**EXERCISE INSTRUCTIONS**: Tally every line of the material that includes "open", then give the tally and nothing else.

**RECORDED INFORMATION**:
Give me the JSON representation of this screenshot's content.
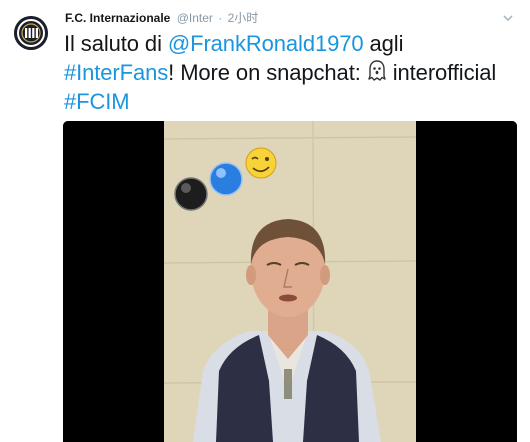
{
  "tweet": {
    "author_name": "F.C. Internazionale",
    "author_handle": "@Inter",
    "separator": "·",
    "timestamp": "2小时",
    "text_part1": "Il saluto di ",
    "mention": "@FrankRonald1970",
    "text_part2": " agli ",
    "hashtag1": "#InterFans",
    "text_part3": "! More on snapchat: ",
    "emoji": "ghost-emoji",
    "text_part4": " interofficial ",
    "hashtag2": "#FCIM"
  },
  "icons": {
    "avatar": "inter-crest-icon",
    "caret": "chevron-down-icon",
    "ghost": "ghost-icon"
  },
  "colors": {
    "link": "#1b95e0",
    "text": "#14171a",
    "meta": "#8899a6",
    "media_background": "#000000"
  }
}
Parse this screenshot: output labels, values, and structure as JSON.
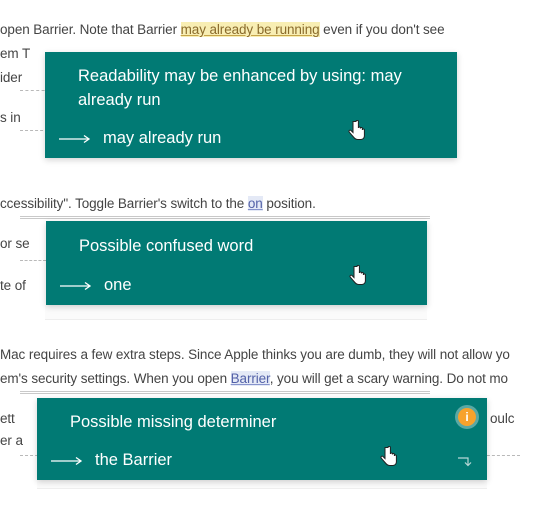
{
  "text": {
    "l1_pre": "open Barrier. Note that Barrier ",
    "l1_hl": "may already be running",
    "l1_post": " even if you don't see",
    "l2": "em T",
    "l3": "ider",
    "l4": "s in",
    "l5_pre": "ccessibility\". Toggle Barrier's switch to the ",
    "l5_hl": "on",
    "l5_post": " position.",
    "l6": "or se",
    "l7": "te of",
    "l8": "Mac requires a few extra steps. Since Apple thinks you are dumb, they will not allow yo",
    "l9_pre": "em's security settings. When you open ",
    "l9_hl": "Barrier",
    "l9_post": ", you will get a scary warning. Do not mo",
    "l10": "ett",
    "l10_end": "oulc",
    "l11": "er a"
  },
  "popup1": {
    "title": "Readability may be enhanced by using: may already run",
    "suggestion": "may already run"
  },
  "popup2": {
    "title": "Possible confused word",
    "suggestion": "one"
  },
  "popup3": {
    "title": "Possible missing determiner",
    "suggestion": "the Barrier",
    "info": "i"
  },
  "colors": {
    "popup_bg": "#017a74",
    "highlight_yellow": "#f8eeb3",
    "highlight_blue": "#e4e9f6",
    "info_badge": "#f7a22c"
  }
}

**THE RESULT**: 2